═════ Dataset excerpts

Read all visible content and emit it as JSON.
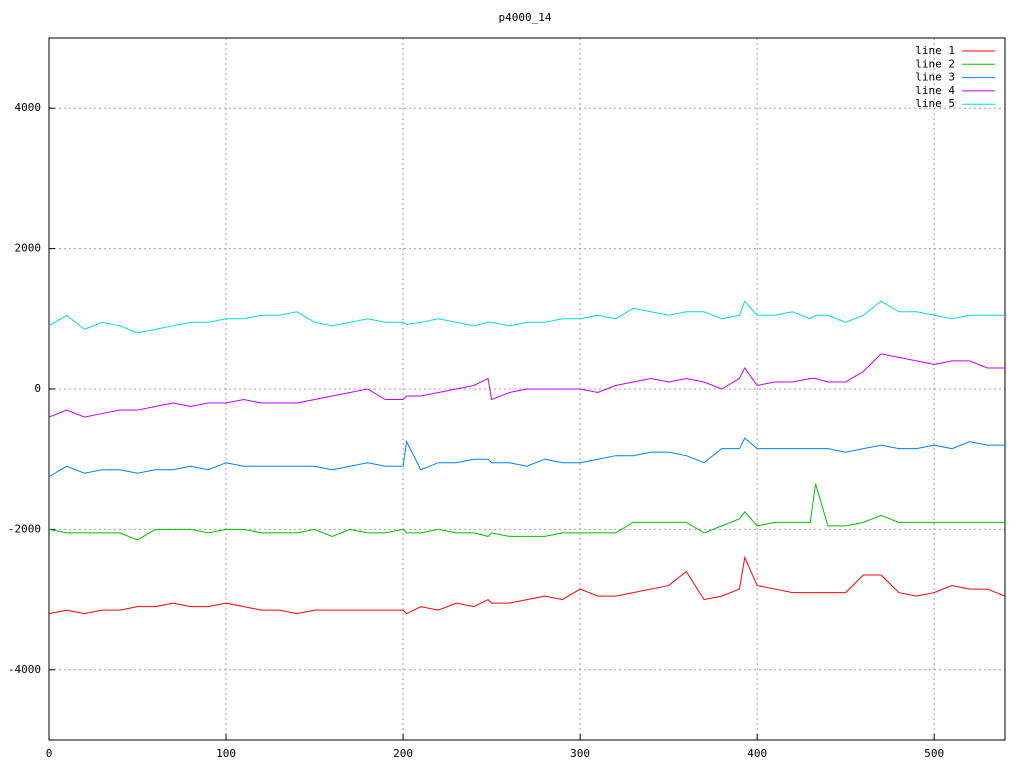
{
  "chart_data": {
    "type": "line",
    "title": "p4000_14",
    "x": [
      0,
      10,
      20,
      30,
      40,
      50,
      60,
      70,
      80,
      90,
      100,
      110,
      120,
      130,
      140,
      150,
      160,
      170,
      180,
      190,
      200,
      202,
      210,
      220,
      230,
      240,
      248,
      250,
      260,
      270,
      280,
      290,
      300,
      310,
      320,
      330,
      340,
      350,
      360,
      370,
      380,
      390,
      393,
      400,
      410,
      420,
      430,
      433,
      440,
      450,
      460,
      470,
      480,
      490,
      500,
      510,
      520,
      530,
      540
    ],
    "series": [
      {
        "name": "line 1",
        "color": "#ff0000",
        "values": [
          -3200,
          -3150,
          -3200,
          -3150,
          -3150,
          -3100,
          -3100,
          -3050,
          -3100,
          -3100,
          -3050,
          -3100,
          -3150,
          -3150,
          -3200,
          -3150,
          -3150,
          -3150,
          -3150,
          -3150,
          -3150,
          -3200,
          -3100,
          -3150,
          -3050,
          -3100,
          -3000,
          -3050,
          -3050,
          -3000,
          -2950,
          -3000,
          -2850,
          -2950,
          -2950,
          -2900,
          -2850,
          -2800,
          -2600,
          -3000,
          -2950,
          -2850,
          -2400,
          -2800,
          -2850,
          -2900,
          -2900,
          -2900,
          -2900,
          -2900,
          -2650,
          -2650,
          -2900,
          -2950,
          -2900,
          -2800,
          -2850,
          -2850,
          -2950
        ]
      },
      {
        "name": "line 2",
        "color": "#00c000",
        "values": [
          -2000,
          -2050,
          -2050,
          -2050,
          -2050,
          -2150,
          -2000,
          -2000,
          -2000,
          -2050,
          -2000,
          -2000,
          -2050,
          -2050,
          -2050,
          -2000,
          -2100,
          -2000,
          -2050,
          -2050,
          -2000,
          -2050,
          -2050,
          -2000,
          -2050,
          -2050,
          -2100,
          -2050,
          -2100,
          -2100,
          -2100,
          -2050,
          -2050,
          -2050,
          -2050,
          -1900,
          -1900,
          -1900,
          -1900,
          -2050,
          -1950,
          -1850,
          -1750,
          -1950,
          -1900,
          -1900,
          -1900,
          -1350,
          -1950,
          -1950,
          -1900,
          -1800,
          -1900,
          -1900,
          -1900,
          -1900,
          -1900,
          -1900,
          -1900
        ]
      },
      {
        "name": "line 3",
        "color": "#0080ff",
        "values": [
          -1250,
          -1100,
          -1200,
          -1150,
          -1150,
          -1200,
          -1150,
          -1150,
          -1100,
          -1150,
          -1050,
          -1100,
          -1100,
          -1100,
          -1100,
          -1100,
          -1150,
          -1100,
          -1050,
          -1100,
          -1100,
          -750,
          -1150,
          -1050,
          -1050,
          -1000,
          -1000,
          -1050,
          -1050,
          -1100,
          -1000,
          -1050,
          -1050,
          -1000,
          -950,
          -950,
          -900,
          -900,
          -950,
          -1050,
          -850,
          -850,
          -700,
          -850,
          -850,
          -850,
          -850,
          -850,
          -850,
          -900,
          -850,
          -800,
          -850,
          -850,
          -800,
          -850,
          -750,
          -800,
          -800
        ]
      },
      {
        "name": "line 4",
        "color": "#c000ff",
        "values": [
          -400,
          -300,
          -400,
          -350,
          -300,
          -300,
          -250,
          -200,
          -250,
          -200,
          -200,
          -150,
          -200,
          -200,
          -200,
          -150,
          -100,
          -50,
          0,
          -150,
          -150,
          -100,
          -100,
          -50,
          0,
          50,
          150,
          -150,
          -50,
          0,
          0,
          0,
          0,
          -50,
          50,
          100,
          150,
          100,
          150,
          100,
          0,
          150,
          300,
          50,
          100,
          100,
          150,
          150,
          100,
          100,
          250,
          500,
          450,
          400,
          350,
          400,
          400,
          300,
          300
        ]
      },
      {
        "name": "line 5",
        "color": "#00dddd",
        "values": [
          900,
          1050,
          850,
          950,
          900,
          800,
          850,
          900,
          950,
          950,
          1000,
          1000,
          1050,
          1050,
          1100,
          950,
          900,
          950,
          1000,
          950,
          950,
          920,
          950,
          1000,
          950,
          900,
          950,
          950,
          900,
          950,
          950,
          1000,
          1000,
          1050,
          1000,
          1150,
          1100,
          1050,
          1100,
          1100,
          1000,
          1050,
          1250,
          1050,
          1050,
          1100,
          1000,
          1050,
          1050,
          950,
          1050,
          1250,
          1100,
          1100,
          1050,
          1000,
          1050,
          1050,
          1050
        ]
      }
    ],
    "xlim": [
      0,
      540
    ],
    "xticks": [
      0,
      100,
      200,
      300,
      400,
      500
    ],
    "ylim": [
      -5000,
      5000
    ],
    "yticks": [
      -4000,
      -2000,
      0,
      2000,
      4000
    ],
    "grid": true,
    "legend": "top-right"
  }
}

══════════

- **Exercise directions**: Read the entries and show each line that mentions "color".

- **Output**:
        "color": "#ff0000",
        "color": "#00c000",
        "color": "#0080ff",
        "color": "#c000ff",
        "color": "#00dddd",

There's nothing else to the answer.